INSTRUCTION — Locate every line among the items below that contains the string "Business", and copy each of those lines.

Element and region data —
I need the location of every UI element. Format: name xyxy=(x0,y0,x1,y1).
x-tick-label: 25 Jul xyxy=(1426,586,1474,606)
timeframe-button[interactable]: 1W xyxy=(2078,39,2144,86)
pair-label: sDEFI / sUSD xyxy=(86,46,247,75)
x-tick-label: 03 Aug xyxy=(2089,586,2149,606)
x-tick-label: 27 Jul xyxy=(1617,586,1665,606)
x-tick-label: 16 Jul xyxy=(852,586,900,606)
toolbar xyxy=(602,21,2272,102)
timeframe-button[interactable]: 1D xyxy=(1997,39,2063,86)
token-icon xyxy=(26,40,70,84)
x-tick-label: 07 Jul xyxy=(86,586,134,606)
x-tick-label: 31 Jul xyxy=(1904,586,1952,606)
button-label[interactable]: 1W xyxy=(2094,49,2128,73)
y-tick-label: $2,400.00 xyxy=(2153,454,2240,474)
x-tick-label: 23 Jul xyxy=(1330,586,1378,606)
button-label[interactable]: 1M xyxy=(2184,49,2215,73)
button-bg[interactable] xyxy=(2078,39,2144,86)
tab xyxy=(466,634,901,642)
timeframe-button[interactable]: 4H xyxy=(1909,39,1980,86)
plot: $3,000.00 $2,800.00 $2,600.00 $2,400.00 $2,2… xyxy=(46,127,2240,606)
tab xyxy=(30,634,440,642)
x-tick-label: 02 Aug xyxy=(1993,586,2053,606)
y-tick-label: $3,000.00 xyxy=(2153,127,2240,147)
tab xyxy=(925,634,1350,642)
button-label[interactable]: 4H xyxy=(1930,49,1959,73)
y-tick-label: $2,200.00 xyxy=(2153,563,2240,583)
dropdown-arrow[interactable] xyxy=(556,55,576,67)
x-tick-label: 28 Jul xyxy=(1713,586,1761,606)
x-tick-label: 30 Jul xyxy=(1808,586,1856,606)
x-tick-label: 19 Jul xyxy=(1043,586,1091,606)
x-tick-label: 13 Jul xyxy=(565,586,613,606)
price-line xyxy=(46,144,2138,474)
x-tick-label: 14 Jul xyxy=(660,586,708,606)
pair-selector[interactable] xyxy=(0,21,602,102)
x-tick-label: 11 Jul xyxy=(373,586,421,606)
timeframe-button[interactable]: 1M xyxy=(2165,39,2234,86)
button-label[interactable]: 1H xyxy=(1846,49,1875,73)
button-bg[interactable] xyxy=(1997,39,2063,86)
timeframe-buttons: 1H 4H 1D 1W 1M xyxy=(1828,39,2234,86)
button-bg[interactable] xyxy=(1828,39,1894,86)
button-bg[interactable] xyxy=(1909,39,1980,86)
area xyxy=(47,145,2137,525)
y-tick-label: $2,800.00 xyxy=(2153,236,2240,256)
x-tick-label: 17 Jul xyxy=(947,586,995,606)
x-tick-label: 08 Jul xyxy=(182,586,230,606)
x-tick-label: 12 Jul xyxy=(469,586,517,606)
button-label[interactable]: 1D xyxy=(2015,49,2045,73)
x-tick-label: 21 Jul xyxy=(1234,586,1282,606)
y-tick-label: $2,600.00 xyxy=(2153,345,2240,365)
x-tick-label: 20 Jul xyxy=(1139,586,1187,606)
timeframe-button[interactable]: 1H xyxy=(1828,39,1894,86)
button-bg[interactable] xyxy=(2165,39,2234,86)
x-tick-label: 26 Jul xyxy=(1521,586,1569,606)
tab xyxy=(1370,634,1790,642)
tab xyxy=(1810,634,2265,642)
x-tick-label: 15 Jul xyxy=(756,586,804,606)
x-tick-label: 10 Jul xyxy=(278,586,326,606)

...

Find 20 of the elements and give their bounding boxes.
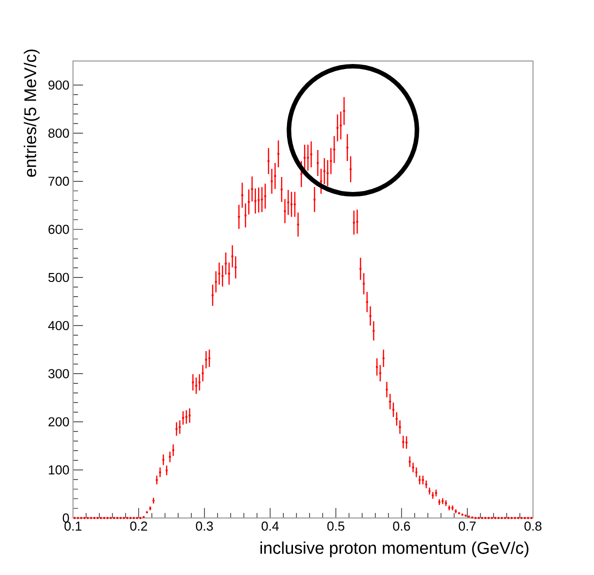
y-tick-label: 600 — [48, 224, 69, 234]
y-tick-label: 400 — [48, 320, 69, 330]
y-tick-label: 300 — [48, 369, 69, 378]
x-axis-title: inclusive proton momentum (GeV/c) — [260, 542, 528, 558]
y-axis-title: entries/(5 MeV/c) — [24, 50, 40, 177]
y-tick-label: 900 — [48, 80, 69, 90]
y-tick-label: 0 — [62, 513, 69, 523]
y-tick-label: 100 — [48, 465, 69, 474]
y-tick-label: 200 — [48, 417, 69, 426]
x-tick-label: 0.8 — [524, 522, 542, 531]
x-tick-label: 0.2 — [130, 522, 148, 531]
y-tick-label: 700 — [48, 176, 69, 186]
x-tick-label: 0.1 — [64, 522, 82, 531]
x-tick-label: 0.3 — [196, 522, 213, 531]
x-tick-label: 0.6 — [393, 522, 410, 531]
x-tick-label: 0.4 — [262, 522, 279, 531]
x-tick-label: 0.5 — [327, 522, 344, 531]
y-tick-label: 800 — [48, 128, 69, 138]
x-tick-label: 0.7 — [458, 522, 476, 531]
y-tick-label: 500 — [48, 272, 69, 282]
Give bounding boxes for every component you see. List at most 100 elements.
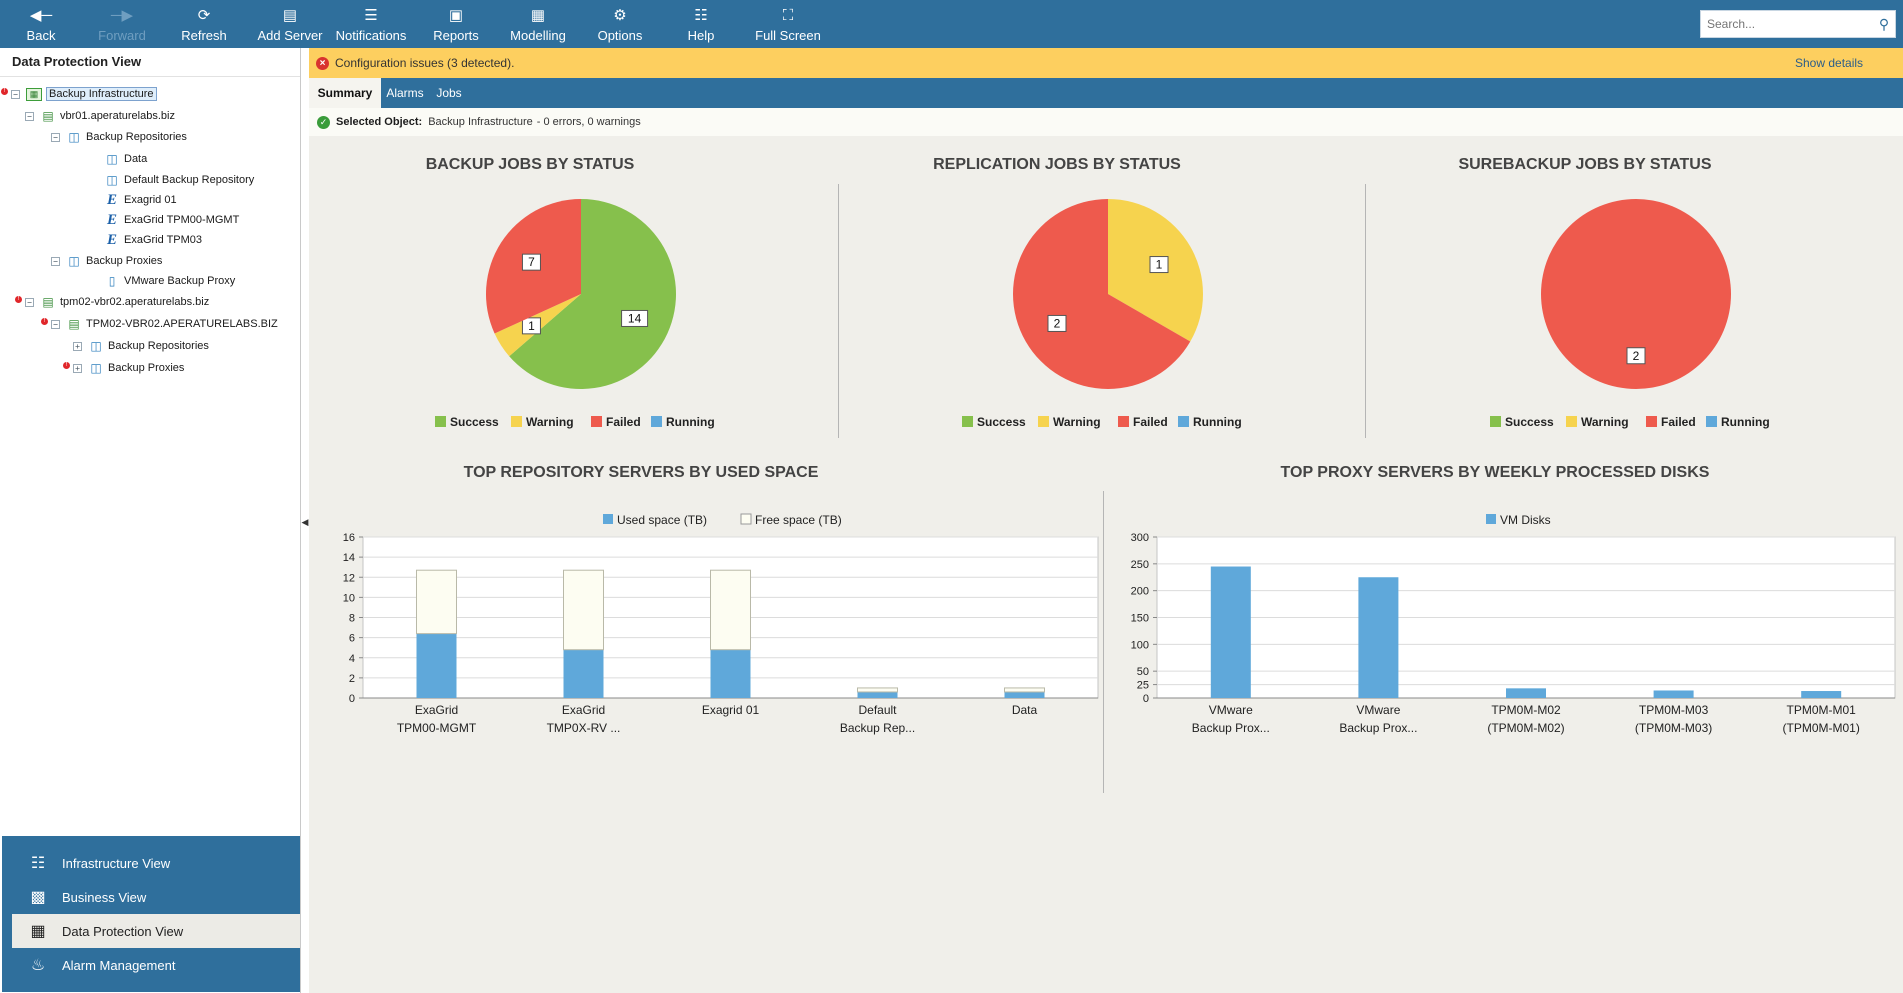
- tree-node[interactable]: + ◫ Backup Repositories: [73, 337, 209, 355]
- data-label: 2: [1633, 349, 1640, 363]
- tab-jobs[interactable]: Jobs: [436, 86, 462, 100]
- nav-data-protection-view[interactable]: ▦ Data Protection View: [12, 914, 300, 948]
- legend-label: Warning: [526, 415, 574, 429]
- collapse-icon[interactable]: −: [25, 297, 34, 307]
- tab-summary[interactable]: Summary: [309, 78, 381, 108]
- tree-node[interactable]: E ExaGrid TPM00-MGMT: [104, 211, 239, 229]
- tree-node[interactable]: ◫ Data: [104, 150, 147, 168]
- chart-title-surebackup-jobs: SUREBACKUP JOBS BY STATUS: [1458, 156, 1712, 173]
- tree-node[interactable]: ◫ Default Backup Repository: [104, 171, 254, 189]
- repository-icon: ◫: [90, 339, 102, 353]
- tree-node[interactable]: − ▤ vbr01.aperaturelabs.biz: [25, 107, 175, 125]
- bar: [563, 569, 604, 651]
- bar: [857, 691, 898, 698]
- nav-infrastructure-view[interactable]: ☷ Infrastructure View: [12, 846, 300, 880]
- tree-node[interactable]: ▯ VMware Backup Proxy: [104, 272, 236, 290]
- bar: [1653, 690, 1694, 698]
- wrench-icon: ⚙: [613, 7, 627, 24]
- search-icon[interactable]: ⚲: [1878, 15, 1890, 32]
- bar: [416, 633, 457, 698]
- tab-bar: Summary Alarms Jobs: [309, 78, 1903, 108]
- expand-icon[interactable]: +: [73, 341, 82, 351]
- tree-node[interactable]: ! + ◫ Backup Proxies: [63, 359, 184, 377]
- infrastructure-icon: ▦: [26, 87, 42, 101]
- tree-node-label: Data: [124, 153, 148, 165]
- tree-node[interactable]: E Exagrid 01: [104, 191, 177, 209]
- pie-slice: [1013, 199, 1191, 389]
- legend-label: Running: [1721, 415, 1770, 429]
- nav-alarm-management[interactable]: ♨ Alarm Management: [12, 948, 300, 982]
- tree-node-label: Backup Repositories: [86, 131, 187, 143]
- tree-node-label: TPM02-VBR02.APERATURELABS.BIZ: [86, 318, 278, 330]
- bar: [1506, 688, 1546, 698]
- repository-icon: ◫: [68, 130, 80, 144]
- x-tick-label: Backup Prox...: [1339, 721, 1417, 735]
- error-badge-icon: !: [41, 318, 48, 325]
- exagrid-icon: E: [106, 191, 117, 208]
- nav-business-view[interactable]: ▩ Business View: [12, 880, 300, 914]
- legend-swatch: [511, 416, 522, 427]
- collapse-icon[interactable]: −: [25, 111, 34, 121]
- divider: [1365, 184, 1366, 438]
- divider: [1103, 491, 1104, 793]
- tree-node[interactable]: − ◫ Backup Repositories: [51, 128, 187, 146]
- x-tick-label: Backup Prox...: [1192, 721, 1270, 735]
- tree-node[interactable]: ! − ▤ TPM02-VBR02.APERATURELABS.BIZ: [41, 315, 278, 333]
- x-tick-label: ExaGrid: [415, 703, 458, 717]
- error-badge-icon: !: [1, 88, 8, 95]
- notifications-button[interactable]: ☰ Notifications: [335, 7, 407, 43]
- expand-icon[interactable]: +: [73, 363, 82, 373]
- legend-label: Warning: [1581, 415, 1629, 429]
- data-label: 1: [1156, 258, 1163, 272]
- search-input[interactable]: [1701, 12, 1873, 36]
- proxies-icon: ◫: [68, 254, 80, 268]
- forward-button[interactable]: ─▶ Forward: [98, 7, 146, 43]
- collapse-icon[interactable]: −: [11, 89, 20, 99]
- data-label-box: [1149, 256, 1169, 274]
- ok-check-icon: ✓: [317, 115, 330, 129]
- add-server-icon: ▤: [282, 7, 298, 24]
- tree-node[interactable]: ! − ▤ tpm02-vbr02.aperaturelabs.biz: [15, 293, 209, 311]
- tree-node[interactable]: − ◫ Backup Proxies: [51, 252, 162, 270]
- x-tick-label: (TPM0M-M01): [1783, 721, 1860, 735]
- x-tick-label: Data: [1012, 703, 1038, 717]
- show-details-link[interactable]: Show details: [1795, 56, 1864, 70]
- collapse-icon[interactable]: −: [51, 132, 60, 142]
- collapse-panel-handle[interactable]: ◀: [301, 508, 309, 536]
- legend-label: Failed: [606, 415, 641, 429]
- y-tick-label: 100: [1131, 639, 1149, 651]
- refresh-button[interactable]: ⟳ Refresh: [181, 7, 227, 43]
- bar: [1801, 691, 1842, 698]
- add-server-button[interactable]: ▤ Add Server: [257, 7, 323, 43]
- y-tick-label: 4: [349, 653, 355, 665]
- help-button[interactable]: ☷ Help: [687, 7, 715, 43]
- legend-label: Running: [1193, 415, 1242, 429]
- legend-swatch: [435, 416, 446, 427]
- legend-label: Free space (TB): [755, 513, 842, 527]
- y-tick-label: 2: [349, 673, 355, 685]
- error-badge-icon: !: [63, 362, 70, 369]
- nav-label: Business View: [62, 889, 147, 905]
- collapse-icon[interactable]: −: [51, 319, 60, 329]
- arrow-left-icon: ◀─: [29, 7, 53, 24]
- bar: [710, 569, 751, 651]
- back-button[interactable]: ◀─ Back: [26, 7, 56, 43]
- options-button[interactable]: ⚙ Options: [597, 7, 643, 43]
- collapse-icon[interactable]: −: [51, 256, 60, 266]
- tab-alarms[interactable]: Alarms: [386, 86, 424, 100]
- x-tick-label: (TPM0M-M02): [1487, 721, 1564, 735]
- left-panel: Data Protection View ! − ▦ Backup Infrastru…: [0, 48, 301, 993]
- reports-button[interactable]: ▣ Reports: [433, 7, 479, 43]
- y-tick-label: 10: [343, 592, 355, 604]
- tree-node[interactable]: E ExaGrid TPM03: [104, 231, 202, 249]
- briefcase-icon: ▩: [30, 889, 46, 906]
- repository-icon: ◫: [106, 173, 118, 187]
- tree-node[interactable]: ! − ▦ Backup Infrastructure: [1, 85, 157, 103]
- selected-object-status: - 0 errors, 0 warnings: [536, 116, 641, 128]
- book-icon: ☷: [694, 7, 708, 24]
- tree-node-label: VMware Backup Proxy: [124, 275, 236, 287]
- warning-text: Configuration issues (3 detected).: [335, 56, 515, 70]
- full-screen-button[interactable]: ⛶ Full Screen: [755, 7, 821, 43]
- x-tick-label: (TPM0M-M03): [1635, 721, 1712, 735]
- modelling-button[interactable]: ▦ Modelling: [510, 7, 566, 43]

SOLUTION TO THIS TASK —
- nav-business-view[interactable]: ▩ Business View: [12, 880, 300, 914]
- nav-label: Business View: [62, 889, 147, 905]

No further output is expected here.